>> Start Records provided
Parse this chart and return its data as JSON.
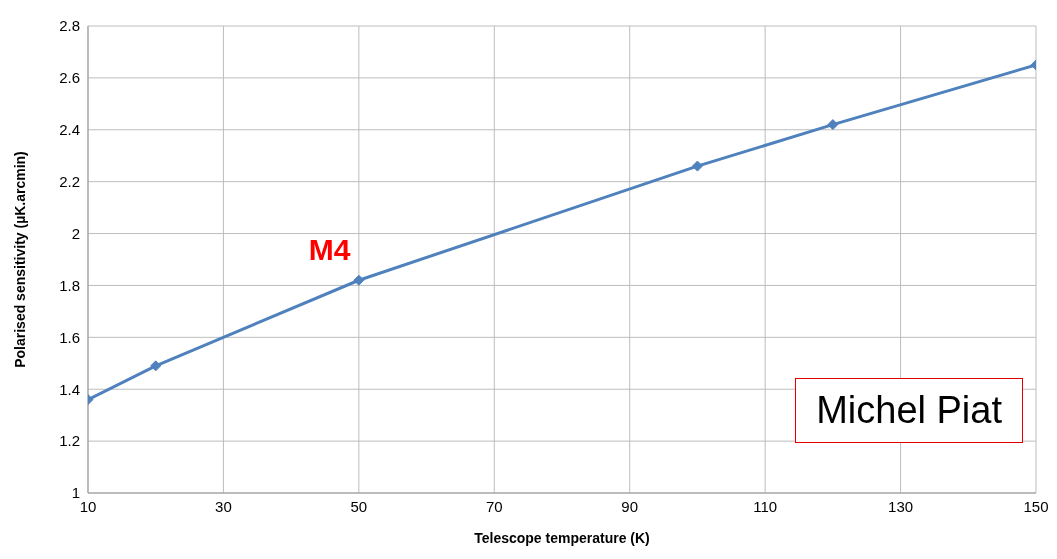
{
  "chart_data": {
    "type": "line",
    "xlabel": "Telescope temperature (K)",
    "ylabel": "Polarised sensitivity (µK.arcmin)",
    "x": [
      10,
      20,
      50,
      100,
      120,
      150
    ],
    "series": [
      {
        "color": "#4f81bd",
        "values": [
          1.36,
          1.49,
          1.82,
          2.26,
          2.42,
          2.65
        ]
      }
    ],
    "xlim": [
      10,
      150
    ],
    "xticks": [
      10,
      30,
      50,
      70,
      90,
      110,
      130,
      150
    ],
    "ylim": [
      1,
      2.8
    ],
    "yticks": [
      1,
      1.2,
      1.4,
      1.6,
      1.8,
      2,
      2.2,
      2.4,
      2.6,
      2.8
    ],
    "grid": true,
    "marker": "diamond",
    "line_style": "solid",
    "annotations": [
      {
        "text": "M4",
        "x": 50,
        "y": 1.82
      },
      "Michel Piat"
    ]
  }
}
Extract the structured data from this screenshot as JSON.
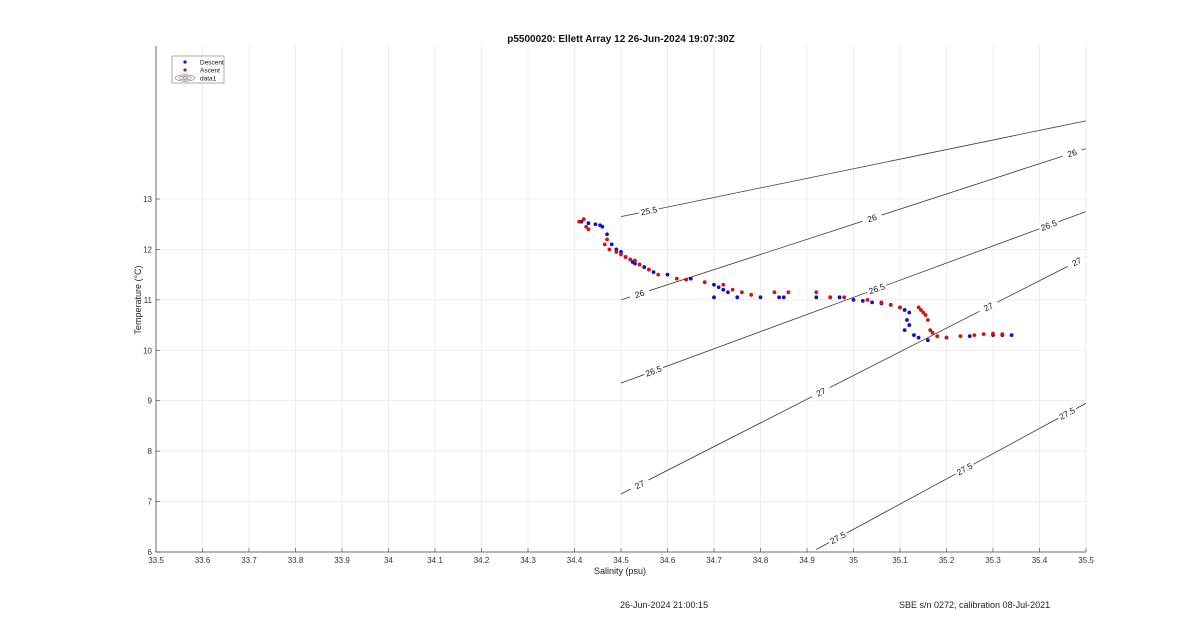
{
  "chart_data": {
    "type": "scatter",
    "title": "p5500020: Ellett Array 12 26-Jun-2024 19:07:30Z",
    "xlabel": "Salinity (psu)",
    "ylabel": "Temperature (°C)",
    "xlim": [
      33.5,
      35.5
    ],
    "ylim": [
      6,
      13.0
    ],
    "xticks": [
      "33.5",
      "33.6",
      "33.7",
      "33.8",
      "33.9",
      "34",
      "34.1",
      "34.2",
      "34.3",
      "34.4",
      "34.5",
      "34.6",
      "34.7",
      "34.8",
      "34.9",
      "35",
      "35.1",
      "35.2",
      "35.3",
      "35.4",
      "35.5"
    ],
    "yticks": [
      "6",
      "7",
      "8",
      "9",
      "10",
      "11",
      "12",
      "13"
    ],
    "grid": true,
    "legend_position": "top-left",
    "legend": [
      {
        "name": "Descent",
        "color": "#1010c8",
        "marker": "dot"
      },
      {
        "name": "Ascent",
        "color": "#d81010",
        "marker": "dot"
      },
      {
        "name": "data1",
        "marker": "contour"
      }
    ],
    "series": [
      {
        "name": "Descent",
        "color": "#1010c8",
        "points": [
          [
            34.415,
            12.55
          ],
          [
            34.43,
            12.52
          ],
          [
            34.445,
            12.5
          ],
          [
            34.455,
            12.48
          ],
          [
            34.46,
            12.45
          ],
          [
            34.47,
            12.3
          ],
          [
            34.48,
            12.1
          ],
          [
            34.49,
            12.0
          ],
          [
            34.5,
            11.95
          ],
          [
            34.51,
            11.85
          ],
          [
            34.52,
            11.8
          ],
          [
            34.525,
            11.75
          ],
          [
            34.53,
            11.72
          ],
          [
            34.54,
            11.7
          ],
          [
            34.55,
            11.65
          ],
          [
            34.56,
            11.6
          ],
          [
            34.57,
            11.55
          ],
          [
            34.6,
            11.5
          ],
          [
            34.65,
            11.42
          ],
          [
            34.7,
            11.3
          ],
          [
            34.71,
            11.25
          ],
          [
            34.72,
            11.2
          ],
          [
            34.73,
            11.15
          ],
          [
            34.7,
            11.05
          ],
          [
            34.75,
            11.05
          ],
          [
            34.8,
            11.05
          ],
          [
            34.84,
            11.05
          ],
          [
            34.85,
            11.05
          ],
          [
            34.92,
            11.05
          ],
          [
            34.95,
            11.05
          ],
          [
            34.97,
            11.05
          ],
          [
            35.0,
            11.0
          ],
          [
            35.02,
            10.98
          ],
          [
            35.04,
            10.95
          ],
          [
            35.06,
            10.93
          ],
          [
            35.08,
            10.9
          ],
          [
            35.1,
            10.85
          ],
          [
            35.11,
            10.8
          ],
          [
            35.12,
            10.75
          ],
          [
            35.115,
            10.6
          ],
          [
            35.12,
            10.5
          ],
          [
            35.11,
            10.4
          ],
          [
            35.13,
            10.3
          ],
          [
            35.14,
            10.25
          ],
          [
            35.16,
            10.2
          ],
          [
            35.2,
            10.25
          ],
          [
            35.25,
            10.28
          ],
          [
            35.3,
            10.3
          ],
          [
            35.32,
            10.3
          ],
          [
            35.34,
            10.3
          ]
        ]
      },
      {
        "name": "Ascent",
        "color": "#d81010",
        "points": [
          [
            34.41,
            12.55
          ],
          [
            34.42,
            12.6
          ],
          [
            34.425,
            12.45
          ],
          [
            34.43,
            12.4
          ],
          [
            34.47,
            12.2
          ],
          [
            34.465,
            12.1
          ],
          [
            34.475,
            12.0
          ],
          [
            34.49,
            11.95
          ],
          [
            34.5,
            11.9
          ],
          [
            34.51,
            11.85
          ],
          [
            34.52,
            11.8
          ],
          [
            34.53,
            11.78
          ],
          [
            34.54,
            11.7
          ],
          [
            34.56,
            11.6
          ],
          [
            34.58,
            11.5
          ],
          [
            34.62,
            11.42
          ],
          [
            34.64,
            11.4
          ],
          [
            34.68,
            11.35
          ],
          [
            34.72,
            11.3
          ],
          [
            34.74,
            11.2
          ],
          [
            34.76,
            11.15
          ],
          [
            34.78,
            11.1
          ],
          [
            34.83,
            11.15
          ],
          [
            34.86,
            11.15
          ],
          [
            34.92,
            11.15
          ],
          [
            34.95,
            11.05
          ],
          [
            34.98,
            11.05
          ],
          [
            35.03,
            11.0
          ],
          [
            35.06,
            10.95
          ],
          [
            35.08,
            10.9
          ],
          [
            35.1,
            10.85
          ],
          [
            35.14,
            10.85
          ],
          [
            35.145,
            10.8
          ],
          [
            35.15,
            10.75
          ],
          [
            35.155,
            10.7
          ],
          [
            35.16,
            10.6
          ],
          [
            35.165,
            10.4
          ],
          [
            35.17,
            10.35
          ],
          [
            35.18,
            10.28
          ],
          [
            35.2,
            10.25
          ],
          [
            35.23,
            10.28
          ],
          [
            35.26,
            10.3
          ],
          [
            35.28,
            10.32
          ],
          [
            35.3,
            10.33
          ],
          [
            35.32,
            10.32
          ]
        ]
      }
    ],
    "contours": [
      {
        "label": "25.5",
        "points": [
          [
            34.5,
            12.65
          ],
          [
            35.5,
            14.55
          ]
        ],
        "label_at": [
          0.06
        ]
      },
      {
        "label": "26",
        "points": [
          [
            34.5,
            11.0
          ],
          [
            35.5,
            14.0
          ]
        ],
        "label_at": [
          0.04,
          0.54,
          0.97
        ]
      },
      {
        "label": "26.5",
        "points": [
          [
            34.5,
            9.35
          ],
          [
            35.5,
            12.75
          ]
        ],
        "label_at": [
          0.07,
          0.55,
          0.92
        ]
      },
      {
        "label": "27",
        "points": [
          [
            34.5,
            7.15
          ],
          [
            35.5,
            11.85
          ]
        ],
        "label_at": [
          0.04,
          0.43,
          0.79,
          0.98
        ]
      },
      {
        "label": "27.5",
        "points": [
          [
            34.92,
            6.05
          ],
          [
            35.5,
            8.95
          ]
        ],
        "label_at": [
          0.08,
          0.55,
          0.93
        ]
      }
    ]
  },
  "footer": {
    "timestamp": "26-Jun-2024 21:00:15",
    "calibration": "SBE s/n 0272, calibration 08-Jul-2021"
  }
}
>> End Records provided
>> Start Records provided
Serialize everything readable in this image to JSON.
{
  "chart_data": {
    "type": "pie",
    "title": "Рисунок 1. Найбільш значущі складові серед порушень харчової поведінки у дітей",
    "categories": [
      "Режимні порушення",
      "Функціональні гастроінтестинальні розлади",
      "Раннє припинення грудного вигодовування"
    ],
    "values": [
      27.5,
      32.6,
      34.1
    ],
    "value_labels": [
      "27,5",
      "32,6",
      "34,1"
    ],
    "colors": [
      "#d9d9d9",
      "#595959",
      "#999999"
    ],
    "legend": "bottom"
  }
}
>> End Records provided
▸ Task to complete: Read the entries and show each line that mentions "xlabel".

▸ Output of the task:
    "xlabel": "Telescope temperature (K)",
    "xlabel": "Salinity (psu)",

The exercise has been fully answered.